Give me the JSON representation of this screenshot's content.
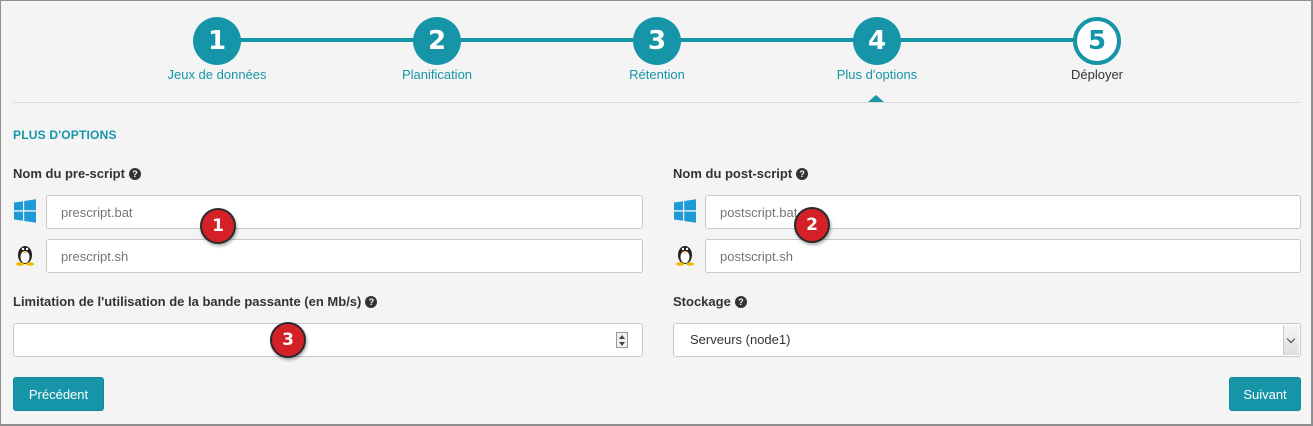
{
  "stepper": {
    "steps": [
      {
        "number": "1",
        "label": "Jeux de données"
      },
      {
        "number": "2",
        "label": "Planification"
      },
      {
        "number": "3",
        "label": "Rétention"
      },
      {
        "number": "4",
        "label": "Plus d'options"
      },
      {
        "number": "5",
        "label": "Déployer"
      }
    ],
    "active_step": 4
  },
  "section": {
    "title": "PLUS D'OPTIONS"
  },
  "prescript": {
    "label": "Nom du pre-script",
    "windows_placeholder": "prescript.bat",
    "linux_placeholder": "prescript.sh"
  },
  "postscript": {
    "label": "Nom du post-script",
    "windows_placeholder": "postscript.bat",
    "linux_placeholder": "postscript.sh"
  },
  "bandwidth": {
    "label": "Limitation de l'utilisation de la bande passante (en Mb/s)",
    "value": ""
  },
  "storage": {
    "label": "Stockage",
    "selected": "Serveurs (node1)"
  },
  "buttons": {
    "previous": "Précédent",
    "next": "Suivant"
  },
  "annotations": [
    "1",
    "2",
    "3"
  ],
  "colors": {
    "accent": "#1695a8",
    "badge": "#d42027"
  }
}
------------------------------------------------
- [Directions for this task]: Restate each entry word for word, leaving out any pictures.

- [Solution for this problem]:
Give me the JSON representation of this screenshot's content.
{
  "stepper": {
    "steps": [
      {
        "number": "1",
        "label": "Jeux de données"
      },
      {
        "number": "2",
        "label": "Planification"
      },
      {
        "number": "3",
        "label": "Rétention"
      },
      {
        "number": "4",
        "label": "Plus d'options"
      },
      {
        "number": "5",
        "label": "Déployer"
      }
    ],
    "active_step": 4
  },
  "section": {
    "title": "PLUS D'OPTIONS"
  },
  "prescript": {
    "label": "Nom du pre-script",
    "windows_placeholder": "prescript.bat",
    "linux_placeholder": "prescript.sh"
  },
  "postscript": {
    "label": "Nom du post-script",
    "windows_placeholder": "postscript.bat",
    "linux_placeholder": "postscript.sh"
  },
  "bandwidth": {
    "label": "Limitation de l'utilisation de la bande passante (en Mb/s)",
    "value": ""
  },
  "storage": {
    "label": "Stockage",
    "selected": "Serveurs (node1)"
  },
  "buttons": {
    "previous": "Précédent",
    "next": "Suivant"
  },
  "annotations": [
    "1",
    "2",
    "3"
  ],
  "colors": {
    "accent": "#1695a8",
    "badge": "#d42027"
  }
}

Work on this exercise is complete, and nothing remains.